**OBJECTIVE:**
Find and copy each line of the records where the string "JSON" shows up.

## BEGIN DATA ROWS

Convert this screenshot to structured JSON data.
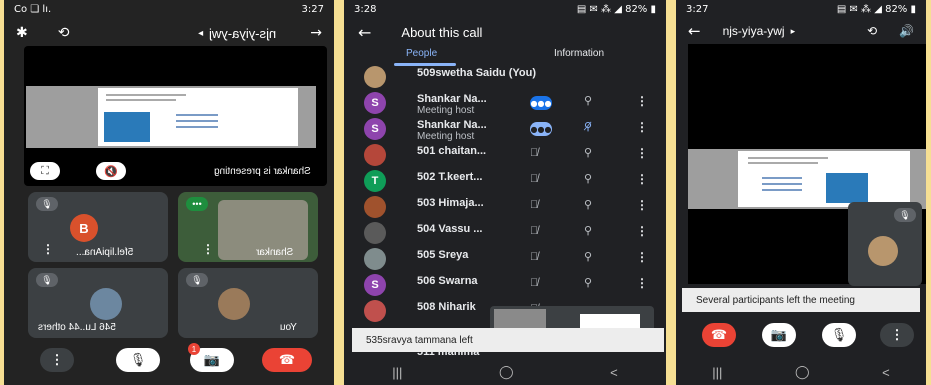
{
  "phone1": {
    "status": {
      "time": "3:27",
      "right": "Co ❏ lı.",
      "left": "ᵢ ıll. ᴿ8 ●"
    },
    "title": "njs-yiya-ywj",
    "presenting_label": "Shankar is presenting",
    "tiles": [
      {
        "name": "5fel.lipiAna...",
        "initial": "B",
        "color": "#d9512c"
      },
      {
        "name": "Shankar",
        "initial": "",
        "color": "#c9b592"
      },
      {
        "name": "546 Lu..44 others",
        "initial": "",
        "color": "#6c87a0"
      },
      {
        "name": "You",
        "initial": "",
        "color": "#9a7a5a"
      }
    ],
    "badge": "1"
  },
  "phone2": {
    "status": {
      "time": "3:28",
      "battery": "82%"
    },
    "title": "About this call",
    "tabs": {
      "people": "People",
      "information": "Information"
    },
    "participants": [
      {
        "name": "509swetha Saidu (You)",
        "sub": "",
        "avatar": "",
        "color": "#b8966d"
      },
      {
        "name": "Shankar Na...",
        "sub": "Meeting host",
        "avatar": "S",
        "color": "#8e44ad"
      },
      {
        "name": "Shankar Na...",
        "sub": "Meeting host",
        "avatar": "S",
        "color": "#8e44ad"
      },
      {
        "name": "501 chaitan...",
        "sub": "",
        "avatar": "",
        "color": "#b5473a"
      },
      {
        "name": "502 T.keert...",
        "sub": "",
        "avatar": "T",
        "color": "#0f9d58"
      },
      {
        "name": "503 Himaja...",
        "sub": "",
        "avatar": "",
        "color": "#a0522d"
      },
      {
        "name": "504 Vassu ...",
        "sub": "",
        "avatar": "",
        "color": "#5a5a5a"
      },
      {
        "name": "505 Sreya",
        "sub": "",
        "avatar": "",
        "color": "#7f8c8d"
      },
      {
        "name": "506 Swarna",
        "sub": "",
        "avatar": "S",
        "color": "#8e44ad"
      },
      {
        "name": "508 Niharik",
        "sub": "",
        "avatar": "",
        "color": "#c0504d"
      },
      {
        "name": "511 manima",
        "sub": "",
        "avatar": "",
        "color": "#7f8c8d"
      }
    ],
    "toast": "535sravya tammana left"
  },
  "phone3": {
    "status": {
      "time": "3:27",
      "battery": "82%"
    },
    "title": "njs-yiya-ywj",
    "toast": "Several participants left the meeting"
  }
}
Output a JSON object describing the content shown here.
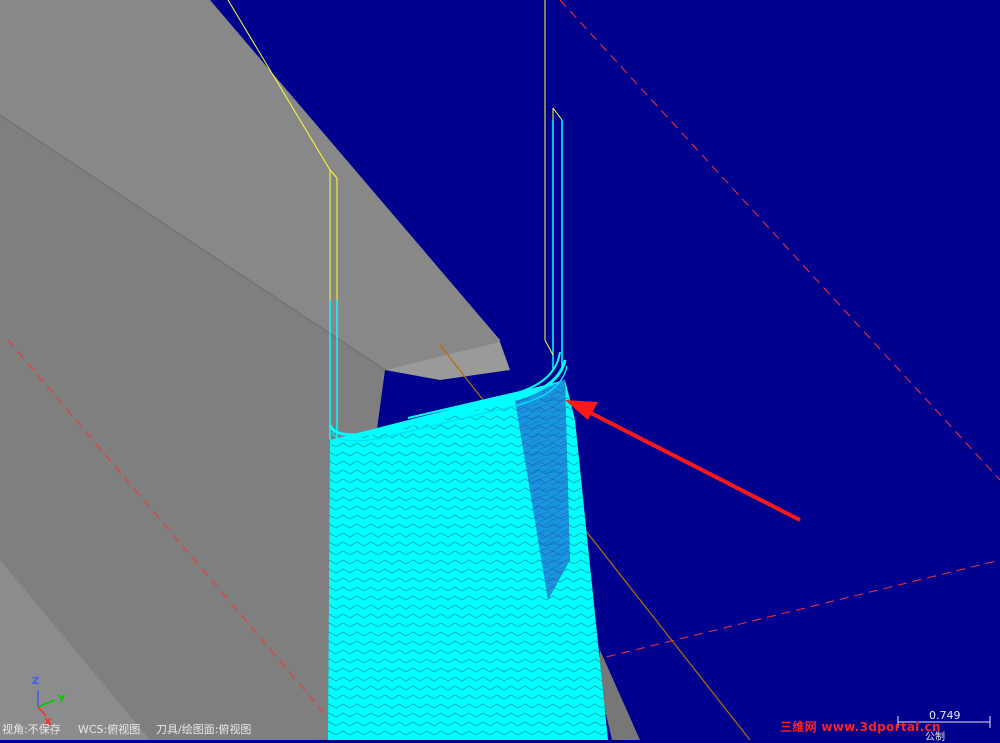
{
  "status_bar": {
    "view": "视角:不保存",
    "wcs": "WCS:俯视图",
    "tool_plane": "刀具/绘图面:俯视图"
  },
  "axis_triad": {
    "z": "Z",
    "y": "Y",
    "x": "X"
  },
  "watermark": "三维网 www.3dportal.cn",
  "scale_indicator": {
    "value": "0.749",
    "unit": "公制"
  },
  "colors": {
    "background": "#00008e",
    "part_surface": "#838383",
    "part_face_light": "#9a9a9a",
    "toolpath": "#00ffff",
    "retract_lines": "#ffff33",
    "construction_dashes": "#ff3030",
    "annotation_arrow": "#ff1818"
  }
}
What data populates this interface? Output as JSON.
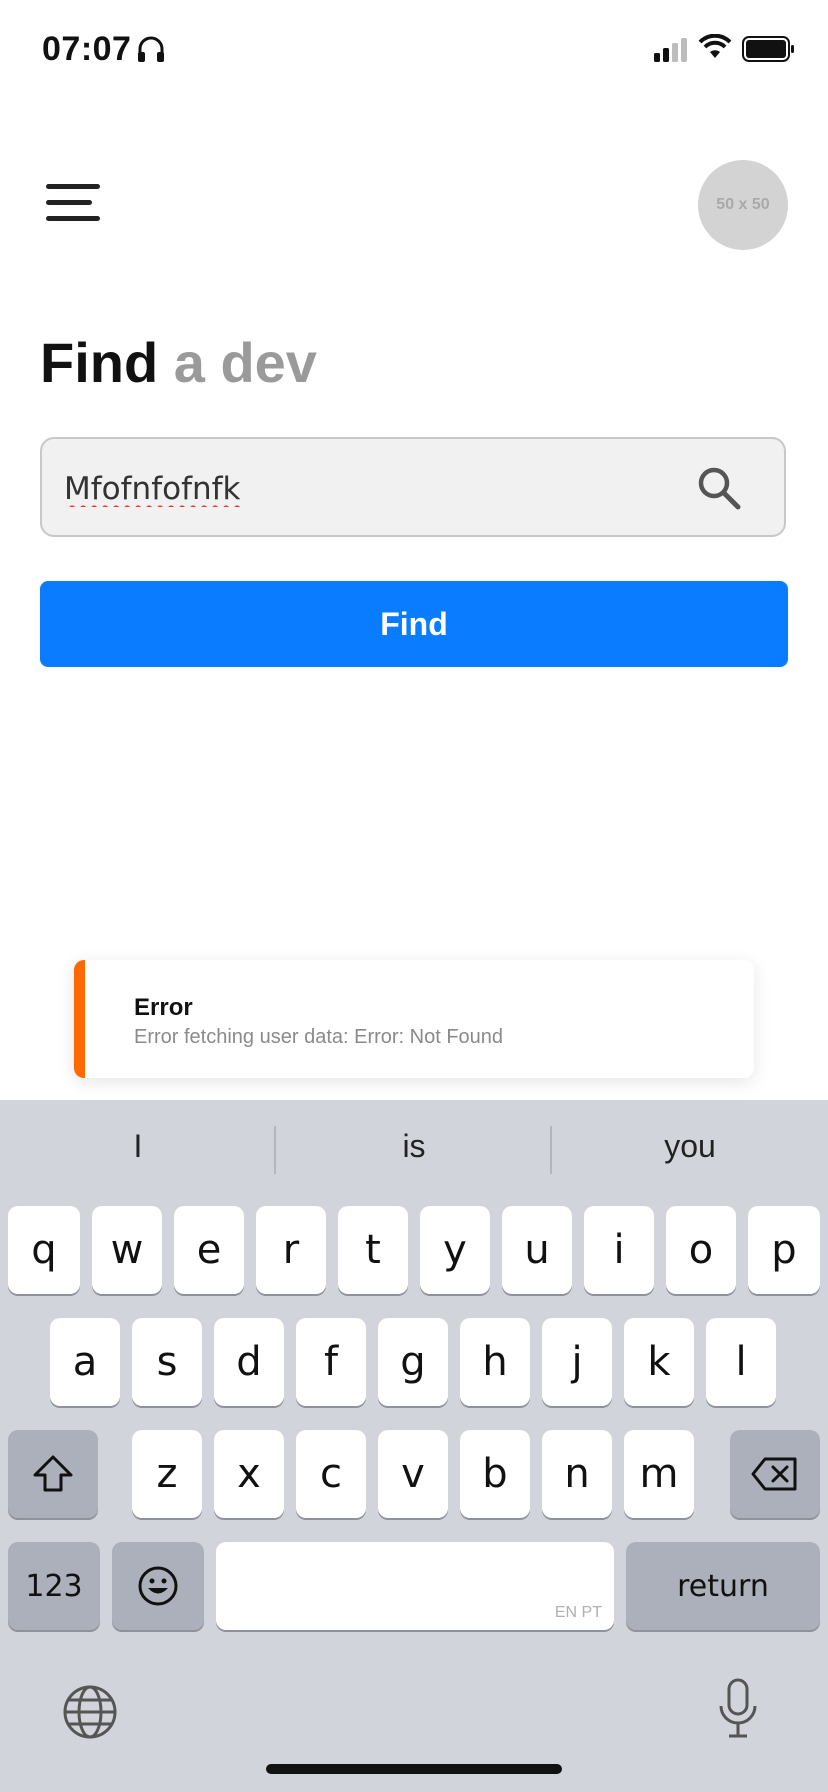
{
  "status_bar": {
    "time": "07:07"
  },
  "header": {
    "avatar_text": "50 x 50"
  },
  "title": {
    "bold": "Find",
    "light": "a dev"
  },
  "search": {
    "value": "Mfofnfofnfk",
    "button_label": "Find"
  },
  "toast": {
    "title": "Error",
    "message": "Error fetching user data: Error: Not Found",
    "accent_color": "#ff6a00"
  },
  "keyboard": {
    "suggestions": [
      "I",
      "is",
      "you"
    ],
    "row1": [
      "q",
      "w",
      "e",
      "r",
      "t",
      "y",
      "u",
      "i",
      "o",
      "p"
    ],
    "row2": [
      "a",
      "s",
      "d",
      "f",
      "g",
      "h",
      "j",
      "k",
      "l"
    ],
    "row3": [
      "z",
      "x",
      "c",
      "v",
      "b",
      "n",
      "m"
    ],
    "numbers_label": "123",
    "return_label": "return",
    "space_languages": "EN PT"
  },
  "colors": {
    "primary": "#0a7cff",
    "background": "#ffffff",
    "keyboard_bg": "#d1d4db"
  }
}
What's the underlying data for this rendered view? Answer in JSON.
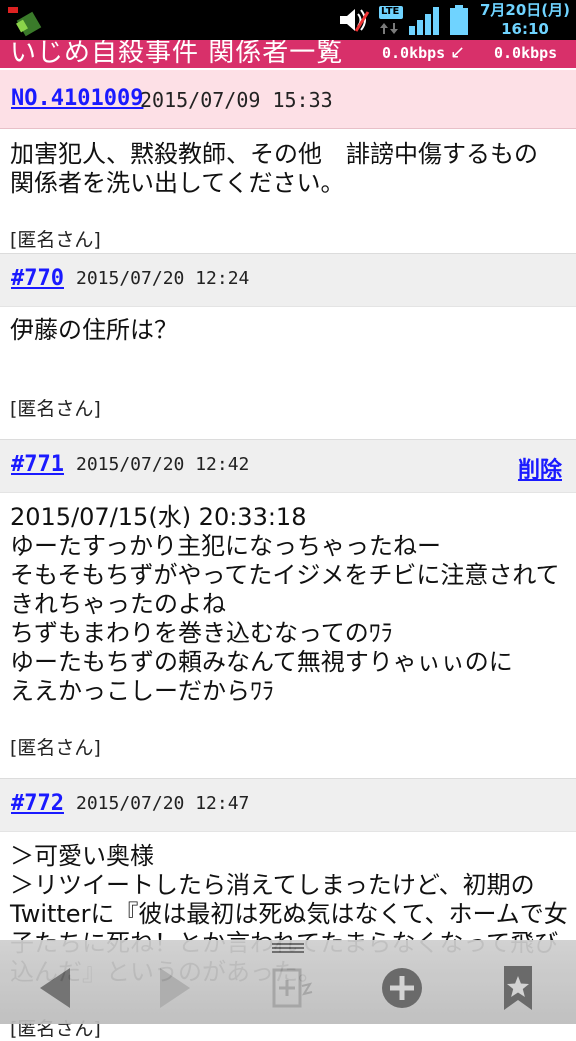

## END DATA ROWS

**THE SOLUTION:**
Convert this screenshot to structured JSON data.
Output a JSON object describing the content shown here.
What data populates this interface? Output as JSON.
What's the underlying data for this rendered view? Answer in JSON.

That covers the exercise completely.